"""

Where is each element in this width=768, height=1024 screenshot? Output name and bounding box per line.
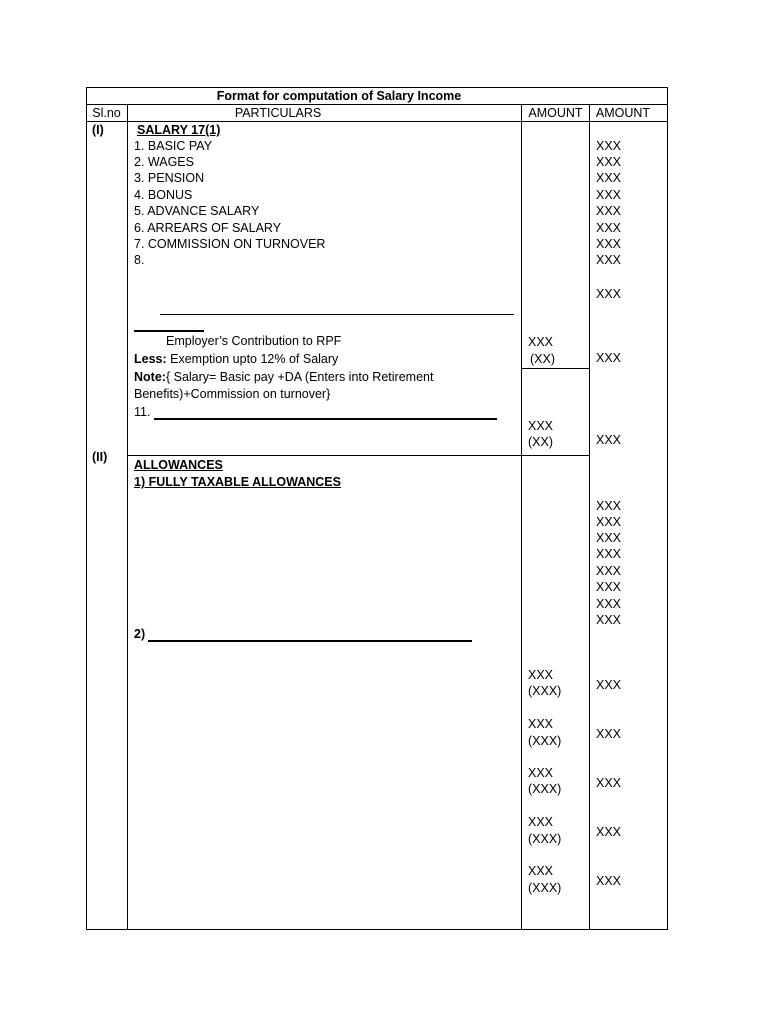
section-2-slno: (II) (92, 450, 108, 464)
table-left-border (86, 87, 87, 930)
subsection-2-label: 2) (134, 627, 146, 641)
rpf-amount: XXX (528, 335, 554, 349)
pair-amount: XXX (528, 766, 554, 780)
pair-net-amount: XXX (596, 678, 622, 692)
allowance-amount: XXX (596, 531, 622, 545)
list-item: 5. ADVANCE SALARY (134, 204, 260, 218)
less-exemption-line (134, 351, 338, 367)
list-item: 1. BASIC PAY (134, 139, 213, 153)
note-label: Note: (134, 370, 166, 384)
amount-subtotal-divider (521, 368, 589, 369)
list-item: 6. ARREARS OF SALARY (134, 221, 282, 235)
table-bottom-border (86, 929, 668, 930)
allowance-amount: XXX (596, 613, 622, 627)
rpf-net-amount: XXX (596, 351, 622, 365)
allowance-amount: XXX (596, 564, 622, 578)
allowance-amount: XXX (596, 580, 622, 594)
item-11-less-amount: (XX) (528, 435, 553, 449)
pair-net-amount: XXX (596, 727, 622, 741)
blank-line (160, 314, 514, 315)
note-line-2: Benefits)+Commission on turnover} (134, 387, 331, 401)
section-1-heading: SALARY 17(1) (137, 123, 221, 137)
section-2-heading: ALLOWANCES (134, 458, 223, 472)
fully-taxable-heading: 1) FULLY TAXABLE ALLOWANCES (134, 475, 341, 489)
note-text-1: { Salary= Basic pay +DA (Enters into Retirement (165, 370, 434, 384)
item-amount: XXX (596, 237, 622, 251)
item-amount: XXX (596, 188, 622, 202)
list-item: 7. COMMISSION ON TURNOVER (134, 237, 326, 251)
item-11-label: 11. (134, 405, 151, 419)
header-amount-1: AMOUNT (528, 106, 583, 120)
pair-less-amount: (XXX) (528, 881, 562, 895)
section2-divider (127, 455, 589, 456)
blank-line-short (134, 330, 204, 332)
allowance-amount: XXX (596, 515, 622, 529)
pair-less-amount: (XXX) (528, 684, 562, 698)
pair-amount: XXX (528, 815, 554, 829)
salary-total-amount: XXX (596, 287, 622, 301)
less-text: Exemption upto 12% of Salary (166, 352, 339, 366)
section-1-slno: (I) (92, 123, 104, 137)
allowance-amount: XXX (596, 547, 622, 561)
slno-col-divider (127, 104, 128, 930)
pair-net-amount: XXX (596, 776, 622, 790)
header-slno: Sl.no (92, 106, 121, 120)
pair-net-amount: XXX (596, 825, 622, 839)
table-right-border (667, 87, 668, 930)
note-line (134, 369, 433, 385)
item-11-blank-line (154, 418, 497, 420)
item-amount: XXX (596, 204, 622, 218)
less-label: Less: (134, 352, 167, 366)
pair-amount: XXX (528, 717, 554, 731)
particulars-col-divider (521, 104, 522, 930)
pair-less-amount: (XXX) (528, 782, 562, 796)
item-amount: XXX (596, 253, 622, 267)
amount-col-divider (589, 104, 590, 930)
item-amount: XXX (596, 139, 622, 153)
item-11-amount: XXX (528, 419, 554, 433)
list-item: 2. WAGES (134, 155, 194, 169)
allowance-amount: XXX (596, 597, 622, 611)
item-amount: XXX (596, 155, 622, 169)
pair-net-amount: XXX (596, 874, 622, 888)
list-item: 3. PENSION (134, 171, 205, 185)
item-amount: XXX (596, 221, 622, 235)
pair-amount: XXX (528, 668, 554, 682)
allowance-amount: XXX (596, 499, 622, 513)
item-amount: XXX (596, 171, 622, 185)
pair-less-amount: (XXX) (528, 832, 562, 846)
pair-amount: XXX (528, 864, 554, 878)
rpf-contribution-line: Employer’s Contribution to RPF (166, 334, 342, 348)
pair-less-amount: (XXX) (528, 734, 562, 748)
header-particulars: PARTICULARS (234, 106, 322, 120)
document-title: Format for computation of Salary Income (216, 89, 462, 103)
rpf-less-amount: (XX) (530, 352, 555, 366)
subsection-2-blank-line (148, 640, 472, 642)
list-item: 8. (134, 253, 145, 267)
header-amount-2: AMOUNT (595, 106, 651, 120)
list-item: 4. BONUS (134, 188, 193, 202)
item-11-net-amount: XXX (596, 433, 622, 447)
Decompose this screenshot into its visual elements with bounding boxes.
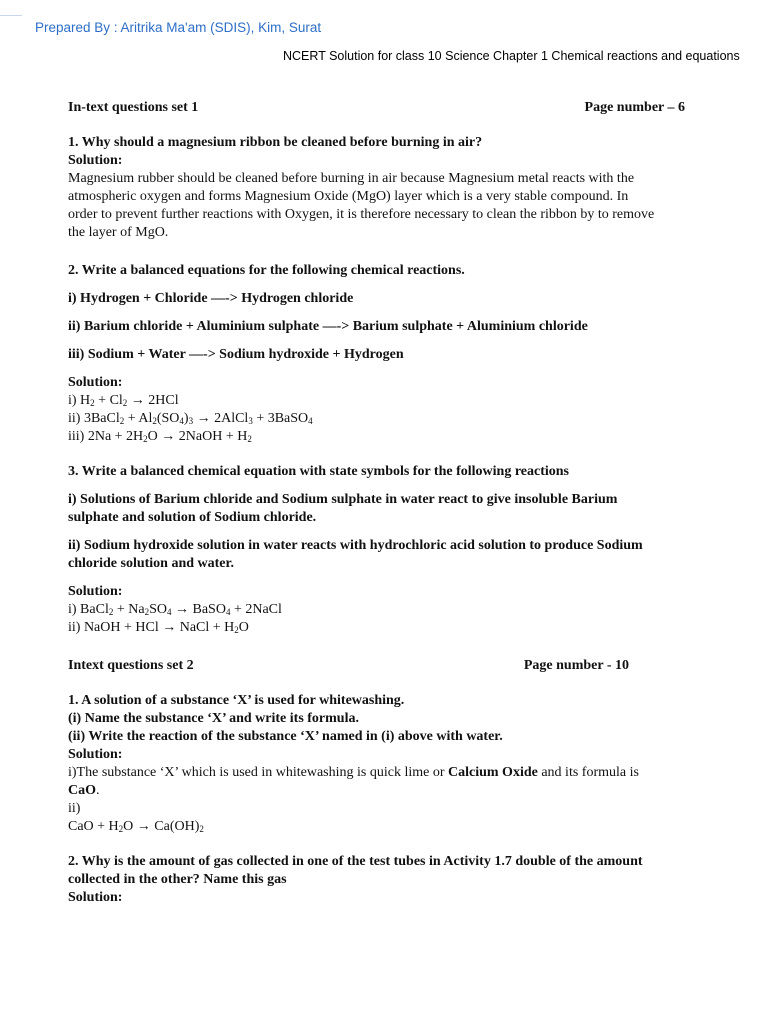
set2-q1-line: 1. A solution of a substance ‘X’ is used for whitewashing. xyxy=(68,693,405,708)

"""

**WORK INSTRUCTIONS**
Copy out every line of the data above word for word and keep each line in its original order. Leave out the picture placeholders.

**RIGHT ANSWER**
Where is each element in this width=768, height=1024 screenshot? Output name and bounding box per line.
section-2-slno: (II) (92, 450, 108, 464)
table-left-border (86, 87, 87, 930)
subsection-2-label: 2) (134, 627, 146, 641)
rpf-amount: XXX (528, 335, 554, 349)
pair-amount: XXX (528, 766, 554, 780)
pair-net-amount: XXX (596, 678, 622, 692)
allowance-amount: XXX (596, 531, 622, 545)
list-item: 5. ADVANCE SALARY (134, 204, 260, 218)
less-exemption-line (134, 351, 338, 367)
list-item: 1. BASIC PAY (134, 139, 213, 153)
note-label: Note: (134, 370, 166, 384)
amount-subtotal-divider (521, 368, 589, 369)
list-item: 6. ARREARS OF SALARY (134, 221, 282, 235)
table-bottom-border (86, 929, 668, 930)
allowance-amount: XXX (596, 613, 622, 627)
rpf-net-amount: XXX (596, 351, 622, 365)
allowance-amount: XXX (596, 564, 622, 578)
allowance-amount: XXX (596, 580, 622, 594)
item-11-less-amount: (XX) (528, 435, 553, 449)
pair-net-amount: XXX (596, 727, 622, 741)
blank-line (160, 314, 514, 315)
note-line-2: Benefits)+Commission on turnover} (134, 387, 331, 401)
section-1-heading: SALARY 17(1) (137, 123, 221, 137)
section-2-heading: ALLOWANCES (134, 458, 223, 472)
fully-taxable-heading: 1) FULLY TAXABLE ALLOWANCES (134, 475, 341, 489)
note-text-1: { Salary= Basic pay +DA (Enters into Retirement (165, 370, 434, 384)
item-amount: XXX (596, 237, 622, 251)
item-amount: XXX (596, 188, 622, 202)
list-item: 7. COMMISSION ON TURNOVER (134, 237, 326, 251)
item-11-label: 11. (134, 405, 151, 419)
header-amount-1: AMOUNT (528, 106, 583, 120)
pair-less-amount: (XXX) (528, 881, 562, 895)
section2-divider (127, 455, 589, 456)
blank-line-short (134, 330, 204, 332)
allowance-amount: XXX (596, 515, 622, 529)
pair-less-amount: (XXX) (528, 684, 562, 698)
pair-amount: XXX (528, 815, 554, 829)
salary-total-amount: XXX (596, 287, 622, 301)
less-text: Exemption upto 12% of Salary (166, 352, 339, 366)
section-1-slno: (I) (92, 123, 104, 137)
allowance-amount: XXX (596, 547, 622, 561)
slno-col-divider (127, 104, 128, 930)
pair-net-amount: XXX (596, 776, 622, 790)
header-slno: Sl.no (92, 106, 121, 120)
pair-net-amount: XXX (596, 825, 622, 839)
table-right-border (667, 87, 668, 930)
note-line (134, 369, 433, 385)
item-11-blank-line (154, 418, 497, 420)
item-amount: XXX (596, 204, 622, 218)
less-label: Less: (134, 352, 167, 366)
pair-amount: XXX (528, 717, 554, 731)
particulars-col-divider (521, 104, 522, 930)
pair-less-amount: (XXX) (528, 782, 562, 796)
item-amount: XXX (596, 253, 622, 267)
amount-col-divider (589, 104, 590, 930)
item-amount: XXX (596, 139, 622, 153)
item-11-amount: XXX (528, 419, 554, 433)
list-item: 2. WAGES (134, 155, 194, 169)
allowance-amount: XXX (596, 597, 622, 611)
item-amount: XXX (596, 155, 622, 169)
pair-net-amount: XXX (596, 874, 622, 888)
list-item: 3. PENSION (134, 171, 205, 185)
item-amount: XXX (596, 221, 622, 235)
pair-amount: XXX (528, 668, 554, 682)
allowance-amount: XXX (596, 499, 622, 513)
item-amount: XXX (596, 171, 622, 185)
pair-less-amount: (XXX) (528, 832, 562, 846)
pair-amount: XXX (528, 864, 554, 878)
rpf-contribution-line: Employer’s Contribution to RPF (166, 334, 342, 348)
pair-less-amount: (XXX) (528, 734, 562, 748)
header-particulars: PARTICULARS (234, 106, 322, 120)
document-title: Format for computation of Salary Income (216, 89, 462, 103)
rpf-less-amount: (XX) (530, 352, 555, 366)
subsection-2-blank-line (148, 640, 472, 642)
list-item: 8. (134, 253, 145, 267)
header-amount-2: AMOUNT (595, 106, 651, 120)
list-item: 4. BONUS (134, 188, 193, 202)
item-11-net-amount: XXX (596, 433, 622, 447)
Decompose this screenshot into its visual elements with bounding boxes.
set2-q1-line: 1. A solution of a substance ‘X’ is used for whitewashing. xyxy=(68,693,405,708)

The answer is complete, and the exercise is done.